## Begin INPUT RECORDS

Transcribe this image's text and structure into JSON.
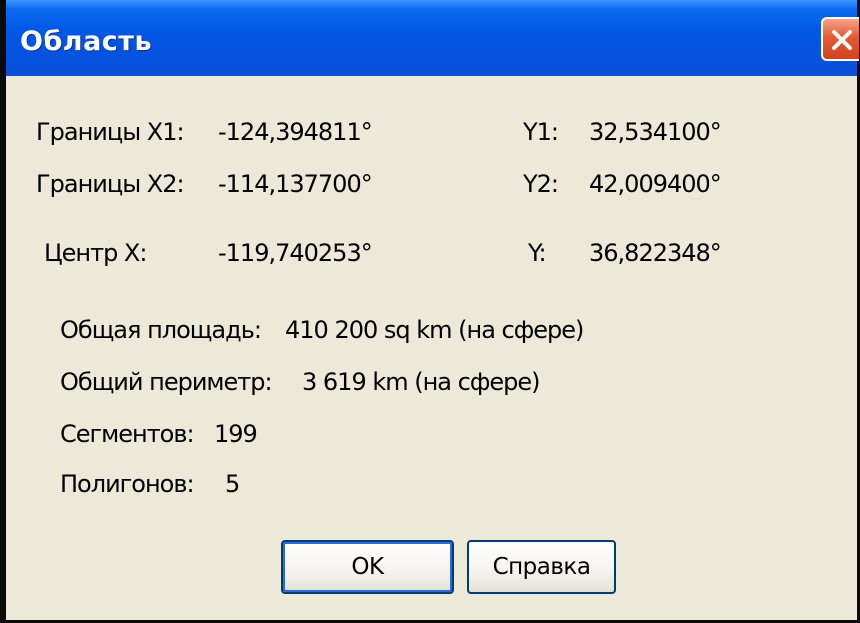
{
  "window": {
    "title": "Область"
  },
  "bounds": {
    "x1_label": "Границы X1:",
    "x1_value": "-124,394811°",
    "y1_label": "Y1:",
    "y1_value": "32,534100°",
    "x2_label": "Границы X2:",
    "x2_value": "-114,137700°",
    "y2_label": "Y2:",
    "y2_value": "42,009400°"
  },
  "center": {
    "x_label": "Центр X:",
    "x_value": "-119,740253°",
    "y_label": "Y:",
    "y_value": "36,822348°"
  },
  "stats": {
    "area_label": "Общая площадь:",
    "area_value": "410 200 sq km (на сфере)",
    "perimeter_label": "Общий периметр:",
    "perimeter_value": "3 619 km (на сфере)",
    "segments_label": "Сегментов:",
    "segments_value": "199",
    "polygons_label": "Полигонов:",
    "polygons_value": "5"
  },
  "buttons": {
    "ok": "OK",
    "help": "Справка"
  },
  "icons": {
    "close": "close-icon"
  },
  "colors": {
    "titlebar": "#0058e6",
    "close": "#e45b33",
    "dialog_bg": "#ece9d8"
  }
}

## End INPUT RECORDS
## Begin INPUT RECORDS

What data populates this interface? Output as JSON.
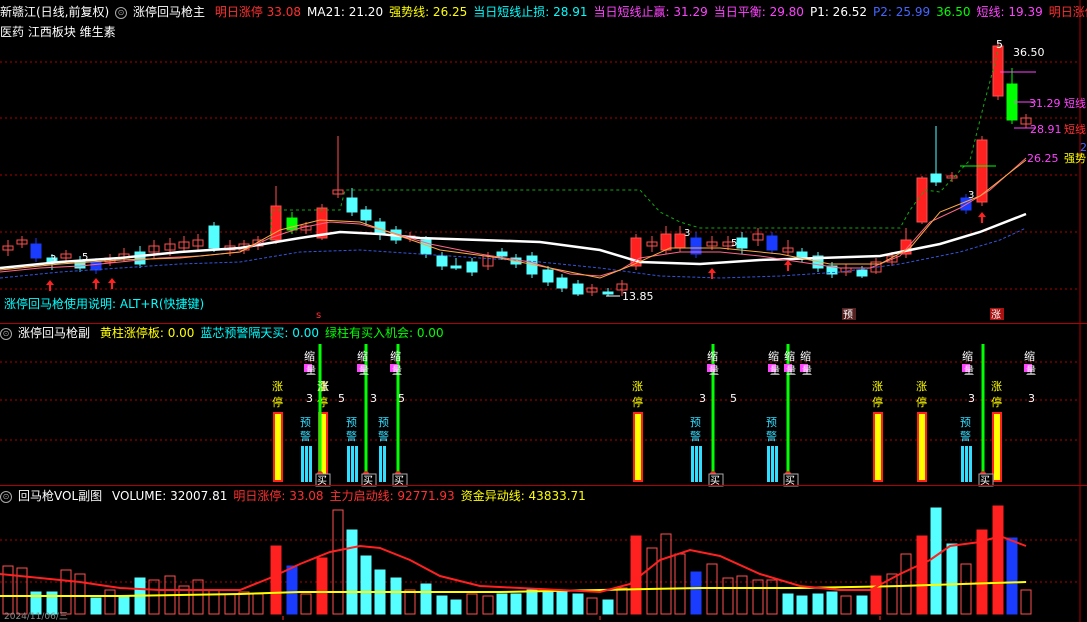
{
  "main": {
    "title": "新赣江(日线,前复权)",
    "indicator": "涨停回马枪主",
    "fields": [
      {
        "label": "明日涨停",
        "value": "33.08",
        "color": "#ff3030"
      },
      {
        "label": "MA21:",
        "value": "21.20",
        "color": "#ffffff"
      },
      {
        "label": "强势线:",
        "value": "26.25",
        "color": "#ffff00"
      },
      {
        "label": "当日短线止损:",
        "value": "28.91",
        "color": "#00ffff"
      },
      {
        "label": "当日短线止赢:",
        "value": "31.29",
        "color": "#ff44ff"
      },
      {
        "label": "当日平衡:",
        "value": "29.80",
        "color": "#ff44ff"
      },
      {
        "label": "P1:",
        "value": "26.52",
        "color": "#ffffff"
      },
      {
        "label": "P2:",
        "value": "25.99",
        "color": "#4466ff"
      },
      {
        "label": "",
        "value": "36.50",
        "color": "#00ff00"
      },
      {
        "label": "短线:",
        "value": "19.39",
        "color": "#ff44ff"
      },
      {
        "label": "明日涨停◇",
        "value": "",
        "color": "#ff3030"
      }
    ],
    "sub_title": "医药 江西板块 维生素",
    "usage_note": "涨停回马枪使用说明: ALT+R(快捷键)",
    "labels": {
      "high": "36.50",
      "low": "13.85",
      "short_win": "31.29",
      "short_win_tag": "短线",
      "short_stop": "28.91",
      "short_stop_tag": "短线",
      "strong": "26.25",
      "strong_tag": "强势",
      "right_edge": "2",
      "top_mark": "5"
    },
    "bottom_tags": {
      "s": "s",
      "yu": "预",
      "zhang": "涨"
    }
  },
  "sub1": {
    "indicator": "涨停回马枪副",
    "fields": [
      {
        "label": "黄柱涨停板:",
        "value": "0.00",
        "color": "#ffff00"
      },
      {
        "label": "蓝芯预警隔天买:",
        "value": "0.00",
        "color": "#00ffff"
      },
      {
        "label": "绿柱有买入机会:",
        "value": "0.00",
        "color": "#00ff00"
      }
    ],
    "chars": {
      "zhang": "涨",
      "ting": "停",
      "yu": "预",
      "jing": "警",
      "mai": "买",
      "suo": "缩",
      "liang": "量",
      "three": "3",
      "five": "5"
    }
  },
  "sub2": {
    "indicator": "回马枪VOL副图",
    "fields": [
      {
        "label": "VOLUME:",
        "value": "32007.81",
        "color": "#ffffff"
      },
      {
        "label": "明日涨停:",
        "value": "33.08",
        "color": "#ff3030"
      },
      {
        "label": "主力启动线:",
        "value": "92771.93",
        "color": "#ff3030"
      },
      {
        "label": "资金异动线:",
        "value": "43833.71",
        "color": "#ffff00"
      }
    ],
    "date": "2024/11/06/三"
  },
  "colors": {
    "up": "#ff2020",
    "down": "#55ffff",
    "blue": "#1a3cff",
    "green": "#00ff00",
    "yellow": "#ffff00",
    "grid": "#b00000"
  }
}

## End INPUT RECORDS

WHAT THE TASK ASKS:
Identify each line containing the string "Границы" and copy it out.

SOLUTION FOR THIS TASK:
    "x1_label": "Границы X1:",
    "x2_label": "Границы X2:",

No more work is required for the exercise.